[Excerpted records]
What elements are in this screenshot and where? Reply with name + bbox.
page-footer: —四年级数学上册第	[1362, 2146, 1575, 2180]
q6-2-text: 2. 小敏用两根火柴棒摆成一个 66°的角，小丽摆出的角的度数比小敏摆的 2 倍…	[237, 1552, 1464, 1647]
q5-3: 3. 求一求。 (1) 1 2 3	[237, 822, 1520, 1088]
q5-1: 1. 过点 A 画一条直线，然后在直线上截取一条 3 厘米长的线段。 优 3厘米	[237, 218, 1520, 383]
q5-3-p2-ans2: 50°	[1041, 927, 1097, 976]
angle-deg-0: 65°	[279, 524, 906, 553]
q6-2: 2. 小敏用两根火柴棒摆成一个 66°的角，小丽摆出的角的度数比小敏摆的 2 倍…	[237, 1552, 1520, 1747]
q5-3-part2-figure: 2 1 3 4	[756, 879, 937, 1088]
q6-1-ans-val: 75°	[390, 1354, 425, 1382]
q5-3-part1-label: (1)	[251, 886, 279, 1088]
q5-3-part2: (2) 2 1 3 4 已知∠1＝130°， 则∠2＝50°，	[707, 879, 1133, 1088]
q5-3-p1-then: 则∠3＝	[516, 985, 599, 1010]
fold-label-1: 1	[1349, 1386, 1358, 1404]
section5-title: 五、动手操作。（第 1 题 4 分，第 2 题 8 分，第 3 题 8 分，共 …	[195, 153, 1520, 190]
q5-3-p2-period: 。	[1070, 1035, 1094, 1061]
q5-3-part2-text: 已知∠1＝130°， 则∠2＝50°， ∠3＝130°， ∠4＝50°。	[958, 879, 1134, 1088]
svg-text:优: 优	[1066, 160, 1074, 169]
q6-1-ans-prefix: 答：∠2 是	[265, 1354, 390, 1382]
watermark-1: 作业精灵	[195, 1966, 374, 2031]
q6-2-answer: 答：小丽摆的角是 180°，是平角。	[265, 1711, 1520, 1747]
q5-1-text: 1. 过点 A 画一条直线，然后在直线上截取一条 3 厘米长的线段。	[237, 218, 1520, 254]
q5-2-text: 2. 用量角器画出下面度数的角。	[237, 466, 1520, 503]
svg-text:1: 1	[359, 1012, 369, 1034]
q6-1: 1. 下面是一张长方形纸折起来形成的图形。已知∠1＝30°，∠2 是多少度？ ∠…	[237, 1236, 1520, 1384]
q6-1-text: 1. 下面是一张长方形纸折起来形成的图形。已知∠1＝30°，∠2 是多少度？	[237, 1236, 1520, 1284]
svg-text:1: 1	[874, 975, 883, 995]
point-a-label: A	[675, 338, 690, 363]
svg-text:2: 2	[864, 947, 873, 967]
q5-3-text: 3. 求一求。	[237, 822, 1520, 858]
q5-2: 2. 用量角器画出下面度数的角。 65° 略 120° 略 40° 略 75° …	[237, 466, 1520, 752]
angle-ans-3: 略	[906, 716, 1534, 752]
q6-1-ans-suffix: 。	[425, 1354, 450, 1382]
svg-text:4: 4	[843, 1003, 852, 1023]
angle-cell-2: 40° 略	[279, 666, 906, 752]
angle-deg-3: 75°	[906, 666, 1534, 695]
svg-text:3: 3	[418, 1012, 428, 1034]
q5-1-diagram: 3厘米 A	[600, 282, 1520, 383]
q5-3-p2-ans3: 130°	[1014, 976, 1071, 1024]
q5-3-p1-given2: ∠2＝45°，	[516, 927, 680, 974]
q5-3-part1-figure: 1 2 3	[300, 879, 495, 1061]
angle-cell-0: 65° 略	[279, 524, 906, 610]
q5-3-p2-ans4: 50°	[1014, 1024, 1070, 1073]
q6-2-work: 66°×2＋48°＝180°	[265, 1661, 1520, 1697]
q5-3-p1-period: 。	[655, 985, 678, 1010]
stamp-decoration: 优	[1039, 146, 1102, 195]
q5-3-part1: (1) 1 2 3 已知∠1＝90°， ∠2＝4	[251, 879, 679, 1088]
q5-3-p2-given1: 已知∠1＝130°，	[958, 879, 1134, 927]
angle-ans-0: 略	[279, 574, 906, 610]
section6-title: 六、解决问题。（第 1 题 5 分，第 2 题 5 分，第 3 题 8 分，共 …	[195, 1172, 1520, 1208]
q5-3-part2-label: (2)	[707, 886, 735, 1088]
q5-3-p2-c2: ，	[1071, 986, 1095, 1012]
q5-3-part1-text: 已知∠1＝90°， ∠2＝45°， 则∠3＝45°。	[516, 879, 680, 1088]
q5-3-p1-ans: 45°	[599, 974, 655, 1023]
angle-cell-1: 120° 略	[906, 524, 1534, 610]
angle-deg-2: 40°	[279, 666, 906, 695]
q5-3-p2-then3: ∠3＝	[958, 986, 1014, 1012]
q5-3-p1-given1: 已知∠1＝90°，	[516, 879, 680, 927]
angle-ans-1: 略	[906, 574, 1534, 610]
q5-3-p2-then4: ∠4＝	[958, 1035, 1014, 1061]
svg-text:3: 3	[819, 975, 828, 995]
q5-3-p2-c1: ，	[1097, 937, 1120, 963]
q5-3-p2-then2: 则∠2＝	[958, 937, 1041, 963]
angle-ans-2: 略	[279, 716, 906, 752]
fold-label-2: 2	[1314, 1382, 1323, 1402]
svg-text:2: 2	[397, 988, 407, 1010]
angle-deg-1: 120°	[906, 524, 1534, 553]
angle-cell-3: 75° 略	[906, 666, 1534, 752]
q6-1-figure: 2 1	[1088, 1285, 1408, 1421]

[What is needed]
Change every "svg-text" in these lines to "svg-label" and give the lines again with nothing else altered.

[Solution to the exercise]
What elements are in this screenshot and where? Reply with name + bbox.
page-footer: —四年级数学上册第	[1362, 2146, 1575, 2180]
q6-2-text: 2. 小敏用两根火柴棒摆成一个 66°的角，小丽摆出的角的度数比小敏摆的 2 倍…	[237, 1552, 1464, 1647]
q5-3: 3. 求一求。 (1) 1 2 3	[237, 822, 1520, 1088]
q5-1: 1. 过点 A 画一条直线，然后在直线上截取一条 3 厘米长的线段。 优 3厘米	[237, 218, 1520, 383]
q5-3-p2-ans2: 50°	[1041, 927, 1097, 976]
angle-deg-0: 65°	[279, 524, 906, 553]
q6-2: 2. 小敏用两根火柴棒摆成一个 66°的角，小丽摆出的角的度数比小敏摆的 2 倍…	[237, 1552, 1520, 1747]
q5-3-part2-figure: 2 1 3 4	[756, 879, 937, 1088]
q6-1-ans-val: 75°	[390, 1354, 425, 1382]
q5-3-part1-label: (1)	[251, 886, 279, 1088]
q5-3-part2: (2) 2 1 3 4 已知∠1＝130°， 则∠2＝50°，	[707, 879, 1133, 1088]
q5-3-p1-then: 则∠3＝	[516, 985, 599, 1010]
fold-label-1: 1	[1349, 1386, 1358, 1404]
section5-title: 五、动手操作。（第 1 题 4 分，第 2 题 8 分，第 3 题 8 分，共 …	[195, 153, 1520, 190]
q5-3-p2-period: 。	[1070, 1035, 1094, 1061]
q5-3-part2-text: 已知∠1＝130°， 则∠2＝50°， ∠3＝130°， ∠4＝50°。	[958, 879, 1134, 1088]
svg-label:优: 优	[1066, 160, 1074, 169]
q6-1-ans-prefix: 答：∠2 是	[265, 1354, 390, 1382]
watermark-1: 作业精灵	[195, 1966, 374, 2031]
q6-2-answer: 答：小丽摆的角是 180°，是平角。	[265, 1711, 1520, 1747]
q5-1-text: 1. 过点 A 画一条直线，然后在直线上截取一条 3 厘米长的线段。	[237, 218, 1520, 254]
q5-2-text: 2. 用量角器画出下面度数的角。	[237, 466, 1520, 503]
svg-label:1: 1	[359, 1012, 369, 1034]
q6-1: 1. 下面是一张长方形纸折起来形成的图形。已知∠1＝30°，∠2 是多少度？ ∠…	[237, 1236, 1520, 1384]
q6-1-text: 1. 下面是一张长方形纸折起来形成的图形。已知∠1＝30°，∠2 是多少度？	[237, 1236, 1520, 1284]
svg-label:1: 1	[874, 975, 883, 995]
point-a-label: A	[675, 338, 690, 363]
svg-label:2: 2	[864, 947, 873, 967]
q5-3-text: 3. 求一求。	[237, 822, 1520, 858]
q5-2: 2. 用量角器画出下面度数的角。 65° 略 120° 略 40° 略 75° …	[237, 466, 1520, 752]
angle-ans-3: 略	[906, 716, 1534, 752]
q6-1-ans-suffix: 。	[425, 1354, 450, 1382]
svg-label:4: 4	[843, 1003, 852, 1023]
angle-cell-2: 40° 略	[279, 666, 906, 752]
angle-deg-3: 75°	[906, 666, 1534, 695]
svg-label:3: 3	[418, 1012, 428, 1034]
q5-1-diagram: 3厘米 A	[600, 282, 1520, 383]
q5-3-p2-ans3: 130°	[1014, 976, 1071, 1024]
q5-3-p1-given2: ∠2＝45°，	[516, 927, 680, 974]
q5-3-part1-figure: 1 2 3	[300, 879, 495, 1061]
angle-cell-0: 65° 略	[279, 524, 906, 610]
q5-3-p2-ans4: 50°	[1014, 1024, 1070, 1073]
q6-2-work: 66°×2＋48°＝180°	[265, 1661, 1520, 1697]
q5-3-p1-period: 。	[655, 985, 678, 1010]
stamp-decoration: 优	[1039, 146, 1102, 195]
q5-3-part1: (1) 1 2 3 已知∠1＝90°， ∠2＝4	[251, 879, 679, 1088]
q5-3-p2-given1: 已知∠1＝130°，	[958, 879, 1134, 927]
angle-ans-0: 略	[279, 574, 906, 610]
section6-title: 六、解决问题。（第 1 题 5 分，第 2 题 5 分，第 3 题 8 分，共 …	[195, 1172, 1520, 1208]
q5-3-part2-label: (2)	[707, 886, 735, 1088]
q5-3-p2-c2: ，	[1071, 986, 1095, 1012]
q5-3-part1-text: 已知∠1＝90°， ∠2＝45°， 则∠3＝45°。	[516, 879, 680, 1088]
q5-3-p1-ans: 45°	[599, 974, 655, 1023]
angle-cell-1: 120° 略	[906, 524, 1534, 610]
angle-deg-2: 40°	[279, 666, 906, 695]
q5-3-p2-then3: ∠3＝	[958, 986, 1014, 1012]
q5-3-p1-given1: 已知∠1＝90°，	[516, 879, 680, 927]
angle-ans-1: 略	[906, 574, 1534, 610]
q5-3-p2-then4: ∠4＝	[958, 1035, 1014, 1061]
svg-label:3: 3	[819, 975, 828, 995]
q5-3-p2-c1: ，	[1097, 937, 1120, 963]
q5-3-p2-then2: 则∠2＝	[958, 937, 1041, 963]
angle-ans-2: 略	[279, 716, 906, 752]
fold-label-2: 2	[1314, 1382, 1323, 1402]
svg-label:2: 2	[397, 988, 407, 1010]
angle-deg-1: 120°	[906, 524, 1534, 553]
angle-cell-3: 75° 略	[906, 666, 1534, 752]
q6-1-figure: 2 1	[1088, 1285, 1408, 1421]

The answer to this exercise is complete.